==== PROVIDED RECORDS
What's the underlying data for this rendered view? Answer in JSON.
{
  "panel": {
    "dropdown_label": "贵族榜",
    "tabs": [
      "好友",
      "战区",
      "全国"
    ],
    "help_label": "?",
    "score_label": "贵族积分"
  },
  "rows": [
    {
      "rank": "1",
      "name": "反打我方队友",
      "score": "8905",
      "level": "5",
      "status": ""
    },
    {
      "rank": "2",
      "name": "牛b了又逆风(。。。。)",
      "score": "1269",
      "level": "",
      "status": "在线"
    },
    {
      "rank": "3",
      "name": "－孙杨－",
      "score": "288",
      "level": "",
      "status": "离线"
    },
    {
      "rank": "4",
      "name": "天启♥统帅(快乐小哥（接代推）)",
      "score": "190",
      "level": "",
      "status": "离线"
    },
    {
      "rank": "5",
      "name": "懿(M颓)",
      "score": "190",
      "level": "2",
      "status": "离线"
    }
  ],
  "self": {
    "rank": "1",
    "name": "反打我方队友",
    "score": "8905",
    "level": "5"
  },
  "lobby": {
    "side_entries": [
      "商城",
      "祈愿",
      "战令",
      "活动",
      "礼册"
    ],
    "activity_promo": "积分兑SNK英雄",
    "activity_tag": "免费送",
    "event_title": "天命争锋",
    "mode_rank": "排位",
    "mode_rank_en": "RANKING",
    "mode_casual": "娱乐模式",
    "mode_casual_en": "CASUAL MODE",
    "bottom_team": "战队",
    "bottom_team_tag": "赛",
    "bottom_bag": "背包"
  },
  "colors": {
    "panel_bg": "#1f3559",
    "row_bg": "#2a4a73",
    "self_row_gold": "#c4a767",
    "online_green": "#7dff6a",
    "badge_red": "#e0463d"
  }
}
========
SET EXERCISE >>
Reproduce each entry above exactly, keeping every word.

EXERCISE OUTPUT >>
What's the underlying data for this rendered view? Answer in JSON.
{
  "panel": {
    "dropdown_label": "贵族榜",
    "tabs": [
      "好友",
      "战区",
      "全国"
    ],
    "help_label": "?",
    "score_label": "贵族积分"
  },
  "rows": [
    {
      "rank": "1",
      "name": "反打我方队友",
      "score": "8905",
      "level": "5",
      "status": ""
    },
    {
      "rank": "2",
      "name": "牛b了又逆风(。。。。)",
      "score": "1269",
      "level": "",
      "status": "在线"
    },
    {
      "rank": "3",
      "name": "－孙杨－",
      "score": "288",
      "level": "",
      "status": "离线"
    },
    {
      "rank": "4",
      "name": "天启♥统帅(快乐小哥（接代推）)",
      "score": "190",
      "level": "",
      "status": "离线"
    },
    {
      "rank": "5",
      "name": "懿(M颓)",
      "score": "190",
      "level": "2",
      "status": "离线"
    }
  ],
  "self": {
    "rank": "1",
    "name": "反打我方队友",
    "score": "8905",
    "level": "5"
  },
  "lobby": {
    "side_entries": [
      "商城",
      "祈愿",
      "战令",
      "活动",
      "礼册"
    ],
    "activity_promo": "积分兑SNK英雄",
    "activity_tag": "免费送",
    "event_title": "天命争锋",
    "mode_rank": "排位",
    "mode_rank_en": "RANKING",
    "mode_casual": "娱乐模式",
    "mode_casual_en": "CASUAL MODE",
    "bottom_team": "战队",
    "bottom_team_tag": "赛",
    "bottom_bag": "背包"
  },
  "colors": {
    "panel_bg": "#1f3559",
    "row_bg": "#2a4a73",
    "self_row_gold": "#c4a767",
    "online_green": "#7dff6a",
    "badge_red": "#e0463d"
  }
}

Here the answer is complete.